Could you print every record below exactly as it appears?
--- start ---
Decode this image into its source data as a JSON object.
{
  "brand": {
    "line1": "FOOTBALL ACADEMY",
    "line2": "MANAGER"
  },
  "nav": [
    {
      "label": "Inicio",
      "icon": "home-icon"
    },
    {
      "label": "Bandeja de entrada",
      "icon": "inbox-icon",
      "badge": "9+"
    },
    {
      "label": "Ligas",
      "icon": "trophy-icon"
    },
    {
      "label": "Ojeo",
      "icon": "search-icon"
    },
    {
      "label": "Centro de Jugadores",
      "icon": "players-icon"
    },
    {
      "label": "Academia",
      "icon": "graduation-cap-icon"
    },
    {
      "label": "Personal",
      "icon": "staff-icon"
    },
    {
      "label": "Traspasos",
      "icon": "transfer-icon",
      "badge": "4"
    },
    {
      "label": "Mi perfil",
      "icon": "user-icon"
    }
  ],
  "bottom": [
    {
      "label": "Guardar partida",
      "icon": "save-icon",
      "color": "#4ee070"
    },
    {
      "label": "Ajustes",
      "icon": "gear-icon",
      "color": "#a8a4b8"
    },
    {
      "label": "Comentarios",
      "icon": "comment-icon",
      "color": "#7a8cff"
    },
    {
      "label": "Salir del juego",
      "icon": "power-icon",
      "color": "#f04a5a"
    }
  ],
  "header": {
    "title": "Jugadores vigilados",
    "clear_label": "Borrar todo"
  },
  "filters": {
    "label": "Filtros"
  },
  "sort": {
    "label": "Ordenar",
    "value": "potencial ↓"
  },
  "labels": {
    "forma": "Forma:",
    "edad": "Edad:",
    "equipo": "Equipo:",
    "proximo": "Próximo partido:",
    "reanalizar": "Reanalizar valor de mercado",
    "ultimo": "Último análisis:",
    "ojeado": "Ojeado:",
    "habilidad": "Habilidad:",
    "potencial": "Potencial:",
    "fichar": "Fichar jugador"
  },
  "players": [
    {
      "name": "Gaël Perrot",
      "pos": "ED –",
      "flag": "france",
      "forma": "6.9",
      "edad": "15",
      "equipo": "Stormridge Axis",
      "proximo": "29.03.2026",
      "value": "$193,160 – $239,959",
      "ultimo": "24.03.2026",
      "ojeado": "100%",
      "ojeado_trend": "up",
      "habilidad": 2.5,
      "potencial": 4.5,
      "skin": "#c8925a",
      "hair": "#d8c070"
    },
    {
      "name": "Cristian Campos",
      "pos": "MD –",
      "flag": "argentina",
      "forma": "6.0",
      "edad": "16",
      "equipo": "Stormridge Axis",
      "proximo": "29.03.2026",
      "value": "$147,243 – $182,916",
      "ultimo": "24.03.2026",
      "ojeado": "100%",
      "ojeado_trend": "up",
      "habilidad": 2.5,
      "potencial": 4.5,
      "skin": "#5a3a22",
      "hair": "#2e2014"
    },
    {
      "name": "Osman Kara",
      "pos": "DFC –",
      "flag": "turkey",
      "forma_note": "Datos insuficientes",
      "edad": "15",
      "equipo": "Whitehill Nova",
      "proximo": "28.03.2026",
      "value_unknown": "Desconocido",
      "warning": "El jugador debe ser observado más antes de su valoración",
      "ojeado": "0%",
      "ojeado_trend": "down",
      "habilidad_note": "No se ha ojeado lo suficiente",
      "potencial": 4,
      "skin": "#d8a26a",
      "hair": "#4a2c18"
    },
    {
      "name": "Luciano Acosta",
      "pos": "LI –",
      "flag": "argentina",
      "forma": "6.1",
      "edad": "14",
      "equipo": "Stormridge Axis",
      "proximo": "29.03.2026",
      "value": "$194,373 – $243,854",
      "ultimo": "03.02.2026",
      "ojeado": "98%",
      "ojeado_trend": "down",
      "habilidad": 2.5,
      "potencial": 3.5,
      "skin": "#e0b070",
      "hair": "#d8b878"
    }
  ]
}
--- end ---
**EXPECTED OUTPUT**
Decode this image into its source data as a JSON object.
{
  "brand": {
    "line1": "FOOTBALL ACADEMY",
    "line2": "MANAGER"
  },
  "nav": [
    {
      "label": "Inicio",
      "icon": "home-icon"
    },
    {
      "label": "Bandeja de entrada",
      "icon": "inbox-icon",
      "badge": "9+"
    },
    {
      "label": "Ligas",
      "icon": "trophy-icon"
    },
    {
      "label": "Ojeo",
      "icon": "search-icon"
    },
    {
      "label": "Centro de Jugadores",
      "icon": "players-icon"
    },
    {
      "label": "Academia",
      "icon": "graduation-cap-icon"
    },
    {
      "label": "Personal",
      "icon": "staff-icon"
    },
    {
      "label": "Traspasos",
      "icon": "transfer-icon",
      "badge": "4"
    },
    {
      "label": "Mi perfil",
      "icon": "user-icon"
    }
  ],
  "bottom": [
    {
      "label": "Guardar partida",
      "icon": "save-icon",
      "color": "#4ee070"
    },
    {
      "label": "Ajustes",
      "icon": "gear-icon",
      "color": "#a8a4b8"
    },
    {
      "label": "Comentarios",
      "icon": "comment-icon",
      "color": "#7a8cff"
    },
    {
      "label": "Salir del juego",
      "icon": "power-icon",
      "color": "#f04a5a"
    }
  ],
  "header": {
    "title": "Jugadores vigilados",
    "clear_label": "Borrar todo"
  },
  "filters": {
    "label": "Filtros"
  },
  "sort": {
    "label": "Ordenar",
    "value": "potencial ↓"
  },
  "labels": {
    "forma": "Forma:",
    "edad": "Edad:",
    "equipo": "Equipo:",
    "proximo": "Próximo partido:",
    "reanalizar": "Reanalizar valor de mercado",
    "ultimo": "Último análisis:",
    "ojeado": "Ojeado:",
    "habilidad": "Habilidad:",
    "potencial": "Potencial:",
    "fichar": "Fichar jugador"
  },
  "players": [
    {
      "name": "Gaël Perrot",
      "pos": "ED –",
      "flag": "france",
      "forma": "6.9",
      "edad": "15",
      "equipo": "Stormridge Axis",
      "proximo": "29.03.2026",
      "value": "$193,160 – $239,959",
      "ultimo": "24.03.2026",
      "ojeado": "100%",
      "ojeado_trend": "up",
      "habilidad": 2.5,
      "potencial": 4.5,
      "skin": "#c8925a",
      "hair": "#d8c070"
    },
    {
      "name": "Cristian Campos",
      "pos": "MD –",
      "flag": "argentina",
      "forma": "6.0",
      "edad": "16",
      "equipo": "Stormridge Axis",
      "proximo": "29.03.2026",
      "value": "$147,243 – $182,916",
      "ultimo": "24.03.2026",
      "ojeado": "100%",
      "ojeado_trend": "up",
      "habilidad": 2.5,
      "potencial": 4.5,
      "skin": "#5a3a22",
      "hair": "#2e2014"
    },
    {
      "name": "Osman Kara",
      "pos": "DFC –",
      "flag": "turkey",
      "forma_note": "Datos insuficientes",
      "edad": "15",
      "equipo": "Whitehill Nova",
      "proximo": "28.03.2026",
      "value_unknown": "Desconocido",
      "warning": "El jugador debe ser observado más antes de su valoración",
      "ojeado": "0%",
      "ojeado_trend": "down",
      "habilidad_note": "No se ha ojeado lo suficiente",
      "potencial": 4,
      "skin": "#d8a26a",
      "hair": "#4a2c18"
    },
    {
      "name": "Luciano Acosta",
      "pos": "LI –",
      "flag": "argentina",
      "forma": "6.1",
      "edad": "14",
      "equipo": "Stormridge Axis",
      "proximo": "29.03.2026",
      "value": "$194,373 – $243,854",
      "ultimo": "03.02.2026",
      "ojeado": "98%",
      "ojeado_trend": "down",
      "habilidad": 2.5,
      "potencial": 3.5,
      "skin": "#e0b070",
      "hair": "#d8b878"
    }
  ]
}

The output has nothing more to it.